-- ТЕКСТ ДЛЯ ЧТЕНИЯ --
Рассмотрим ближе сражения Фридриха, возьмем, например, сражение, успех которого главным образом приписывается действительности огня по команде: сражение при Мольвице, уже на половину проигранное и затем счастливо выигранное благодаря огню залпами пруссаков.
Историки нам говорят: «Австрийская пехота открыла огонь против прусских линий, кавалерия которых была рассеяна; достаточно было их поколебать, чтобы победа была увенчана. Австрийцы употребляли еще деревянный шомпол; выстрелы их следовали медленно один за другим, тогда как прусские залпы гремели, как гром, по 6 в минуту. Имперцы, застигнутые врасплох, смущенные этим совокупным огнем, заспешили; но в этой поспешности они поломали частью свои хрупкие шомпола. Смятение не замедлило проникнуть в их шеренги и сражение было проиграно». Но если мы внимательно изучим подлинные реляции эпохи, то увидим, что дело происходило не столь правильно.

-- ЗАДАНИЕ 1 --
Какова, по словам историков в тексте о сражении при Мольвице, скорострельность прусских залпов?
-- ЗАДАНИЕ 2 --
Определите, соответствуют ли тексту о сражении при Мольвице следующие утверждения: (а) австрийцы пользовались железными шомполами; (б) сражение было уже наполовину проиграно, но затем выиграно; (в) прусская кавалерия была рассеяна.
Этот материал получен из другого источника.

Записи данных:
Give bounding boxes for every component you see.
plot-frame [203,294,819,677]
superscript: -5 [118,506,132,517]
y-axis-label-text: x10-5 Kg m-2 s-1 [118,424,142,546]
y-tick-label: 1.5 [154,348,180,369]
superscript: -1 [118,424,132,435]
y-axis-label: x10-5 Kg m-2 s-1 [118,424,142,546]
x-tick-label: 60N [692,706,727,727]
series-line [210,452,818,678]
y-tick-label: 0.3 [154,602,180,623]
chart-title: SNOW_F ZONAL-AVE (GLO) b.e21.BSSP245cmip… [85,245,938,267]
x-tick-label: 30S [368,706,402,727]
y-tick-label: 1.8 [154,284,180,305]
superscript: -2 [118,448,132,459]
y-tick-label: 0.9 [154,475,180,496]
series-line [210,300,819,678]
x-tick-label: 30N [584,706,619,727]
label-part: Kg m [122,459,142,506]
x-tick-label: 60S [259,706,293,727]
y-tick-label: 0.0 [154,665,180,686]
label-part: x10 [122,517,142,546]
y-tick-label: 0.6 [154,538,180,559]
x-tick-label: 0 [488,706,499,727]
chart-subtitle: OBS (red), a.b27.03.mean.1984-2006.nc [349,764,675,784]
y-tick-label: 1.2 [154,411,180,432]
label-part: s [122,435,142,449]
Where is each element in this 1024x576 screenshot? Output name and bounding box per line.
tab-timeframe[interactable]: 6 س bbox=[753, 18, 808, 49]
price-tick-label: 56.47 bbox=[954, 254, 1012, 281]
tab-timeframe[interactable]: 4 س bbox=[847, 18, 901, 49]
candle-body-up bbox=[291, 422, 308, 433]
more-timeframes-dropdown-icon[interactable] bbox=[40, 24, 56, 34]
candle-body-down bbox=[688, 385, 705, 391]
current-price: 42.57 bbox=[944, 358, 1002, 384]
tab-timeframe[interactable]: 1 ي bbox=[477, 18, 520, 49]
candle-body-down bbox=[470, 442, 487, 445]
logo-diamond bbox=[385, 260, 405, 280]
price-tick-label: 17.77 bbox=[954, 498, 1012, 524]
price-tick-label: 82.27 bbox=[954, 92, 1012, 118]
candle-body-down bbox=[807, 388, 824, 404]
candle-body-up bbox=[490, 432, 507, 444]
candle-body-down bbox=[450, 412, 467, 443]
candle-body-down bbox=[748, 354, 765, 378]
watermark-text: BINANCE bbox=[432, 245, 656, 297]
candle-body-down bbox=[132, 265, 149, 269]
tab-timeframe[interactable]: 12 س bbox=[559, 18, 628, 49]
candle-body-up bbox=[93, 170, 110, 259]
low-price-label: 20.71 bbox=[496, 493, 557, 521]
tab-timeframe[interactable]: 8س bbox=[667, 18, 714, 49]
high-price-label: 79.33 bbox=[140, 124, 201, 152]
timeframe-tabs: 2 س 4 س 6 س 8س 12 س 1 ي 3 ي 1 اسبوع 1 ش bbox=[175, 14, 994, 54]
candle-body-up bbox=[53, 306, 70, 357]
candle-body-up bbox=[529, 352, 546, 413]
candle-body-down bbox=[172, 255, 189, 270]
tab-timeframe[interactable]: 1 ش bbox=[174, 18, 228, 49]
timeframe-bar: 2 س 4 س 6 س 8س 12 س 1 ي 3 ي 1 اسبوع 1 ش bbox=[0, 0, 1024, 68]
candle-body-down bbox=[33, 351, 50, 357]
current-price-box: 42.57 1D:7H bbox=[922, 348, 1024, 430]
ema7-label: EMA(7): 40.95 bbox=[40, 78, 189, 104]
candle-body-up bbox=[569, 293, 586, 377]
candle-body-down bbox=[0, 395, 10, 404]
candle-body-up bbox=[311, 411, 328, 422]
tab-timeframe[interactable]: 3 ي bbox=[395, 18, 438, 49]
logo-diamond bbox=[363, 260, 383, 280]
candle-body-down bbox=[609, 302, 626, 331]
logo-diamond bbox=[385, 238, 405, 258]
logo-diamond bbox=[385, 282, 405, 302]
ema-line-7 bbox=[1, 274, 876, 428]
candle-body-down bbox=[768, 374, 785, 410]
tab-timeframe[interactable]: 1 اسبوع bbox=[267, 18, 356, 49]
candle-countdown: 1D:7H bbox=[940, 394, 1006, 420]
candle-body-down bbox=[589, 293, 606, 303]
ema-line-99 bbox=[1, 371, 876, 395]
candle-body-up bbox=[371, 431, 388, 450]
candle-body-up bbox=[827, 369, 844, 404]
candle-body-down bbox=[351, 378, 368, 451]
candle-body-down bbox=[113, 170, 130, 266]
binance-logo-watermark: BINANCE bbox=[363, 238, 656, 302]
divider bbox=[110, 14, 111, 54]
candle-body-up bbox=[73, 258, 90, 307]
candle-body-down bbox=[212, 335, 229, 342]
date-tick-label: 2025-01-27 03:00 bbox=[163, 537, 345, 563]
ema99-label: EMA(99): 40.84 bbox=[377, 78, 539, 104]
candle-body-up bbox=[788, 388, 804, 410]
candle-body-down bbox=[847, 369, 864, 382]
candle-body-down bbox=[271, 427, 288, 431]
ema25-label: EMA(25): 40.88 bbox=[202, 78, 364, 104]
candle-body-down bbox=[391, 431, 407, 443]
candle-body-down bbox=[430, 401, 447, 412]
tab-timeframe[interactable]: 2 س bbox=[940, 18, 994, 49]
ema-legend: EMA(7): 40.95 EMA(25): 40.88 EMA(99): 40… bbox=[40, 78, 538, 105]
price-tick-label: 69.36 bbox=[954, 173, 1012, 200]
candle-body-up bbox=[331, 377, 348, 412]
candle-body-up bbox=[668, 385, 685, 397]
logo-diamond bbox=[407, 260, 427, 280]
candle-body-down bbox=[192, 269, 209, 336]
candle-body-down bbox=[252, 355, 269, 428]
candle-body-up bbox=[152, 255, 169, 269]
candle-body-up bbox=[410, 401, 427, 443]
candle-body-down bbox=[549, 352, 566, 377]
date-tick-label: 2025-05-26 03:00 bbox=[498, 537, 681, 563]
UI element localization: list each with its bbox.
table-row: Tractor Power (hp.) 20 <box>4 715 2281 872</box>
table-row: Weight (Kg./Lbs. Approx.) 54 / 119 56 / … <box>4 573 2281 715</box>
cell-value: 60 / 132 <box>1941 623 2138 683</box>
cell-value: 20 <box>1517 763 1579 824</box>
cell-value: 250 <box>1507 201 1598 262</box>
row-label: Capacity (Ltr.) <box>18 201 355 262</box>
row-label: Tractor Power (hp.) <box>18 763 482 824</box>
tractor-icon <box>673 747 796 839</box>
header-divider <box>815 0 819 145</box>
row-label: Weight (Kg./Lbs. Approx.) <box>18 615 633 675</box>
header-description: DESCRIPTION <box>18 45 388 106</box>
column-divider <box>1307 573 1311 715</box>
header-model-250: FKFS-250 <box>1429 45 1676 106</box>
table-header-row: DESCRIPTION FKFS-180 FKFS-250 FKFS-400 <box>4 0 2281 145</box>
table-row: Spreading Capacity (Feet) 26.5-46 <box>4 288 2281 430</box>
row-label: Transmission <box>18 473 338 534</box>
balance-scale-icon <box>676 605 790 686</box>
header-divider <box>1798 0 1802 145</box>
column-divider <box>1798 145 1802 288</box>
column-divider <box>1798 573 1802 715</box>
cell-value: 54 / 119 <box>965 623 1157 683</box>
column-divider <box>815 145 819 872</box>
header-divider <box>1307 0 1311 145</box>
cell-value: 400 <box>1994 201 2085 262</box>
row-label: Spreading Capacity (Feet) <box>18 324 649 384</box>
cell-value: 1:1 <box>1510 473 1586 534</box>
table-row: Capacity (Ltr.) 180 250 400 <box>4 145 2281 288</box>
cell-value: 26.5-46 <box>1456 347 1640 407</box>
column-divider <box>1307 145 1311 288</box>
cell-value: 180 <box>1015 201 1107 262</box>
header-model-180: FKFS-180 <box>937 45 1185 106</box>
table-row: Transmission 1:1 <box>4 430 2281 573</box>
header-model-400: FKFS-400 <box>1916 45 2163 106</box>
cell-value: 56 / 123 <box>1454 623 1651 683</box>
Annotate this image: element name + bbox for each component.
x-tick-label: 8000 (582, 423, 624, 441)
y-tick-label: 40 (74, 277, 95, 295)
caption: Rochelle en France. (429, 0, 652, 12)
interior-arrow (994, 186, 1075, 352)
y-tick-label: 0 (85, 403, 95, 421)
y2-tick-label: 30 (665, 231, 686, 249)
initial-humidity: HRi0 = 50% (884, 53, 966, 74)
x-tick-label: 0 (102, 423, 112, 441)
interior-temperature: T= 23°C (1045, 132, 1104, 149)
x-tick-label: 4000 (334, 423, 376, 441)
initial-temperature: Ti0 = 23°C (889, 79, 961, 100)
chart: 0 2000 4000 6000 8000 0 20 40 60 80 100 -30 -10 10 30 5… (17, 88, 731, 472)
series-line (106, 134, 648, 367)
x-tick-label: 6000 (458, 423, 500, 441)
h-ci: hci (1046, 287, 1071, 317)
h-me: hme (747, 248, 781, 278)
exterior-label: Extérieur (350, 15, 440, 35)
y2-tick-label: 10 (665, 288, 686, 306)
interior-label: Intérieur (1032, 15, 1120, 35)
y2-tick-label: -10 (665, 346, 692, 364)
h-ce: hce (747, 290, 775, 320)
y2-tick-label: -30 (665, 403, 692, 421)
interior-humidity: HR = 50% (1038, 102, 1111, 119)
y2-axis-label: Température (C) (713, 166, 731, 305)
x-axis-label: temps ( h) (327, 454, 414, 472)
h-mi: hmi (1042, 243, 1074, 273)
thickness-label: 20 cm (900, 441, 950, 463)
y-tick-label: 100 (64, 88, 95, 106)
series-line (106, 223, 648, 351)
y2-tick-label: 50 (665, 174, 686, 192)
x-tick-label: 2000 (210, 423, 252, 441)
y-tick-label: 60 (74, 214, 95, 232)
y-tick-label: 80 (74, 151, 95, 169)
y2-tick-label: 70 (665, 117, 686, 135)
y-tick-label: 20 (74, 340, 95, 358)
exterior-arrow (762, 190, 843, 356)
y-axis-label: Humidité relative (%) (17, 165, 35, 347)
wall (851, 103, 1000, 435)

-- РЕШЕНИЕ 1 --
Прусские залпы гремели по 6 в минуту.

-- РЕШЕНИЕ 2 --
(а) Нет: «Австрийцы употребляли еще деревянный шомпол».
(б) Да: «уже на половину проигранное и затем счастливо выигранное благодаря огню залпами пруссаков».
(в) Да: «против прусских линий, кавалерия которых была рассеяна».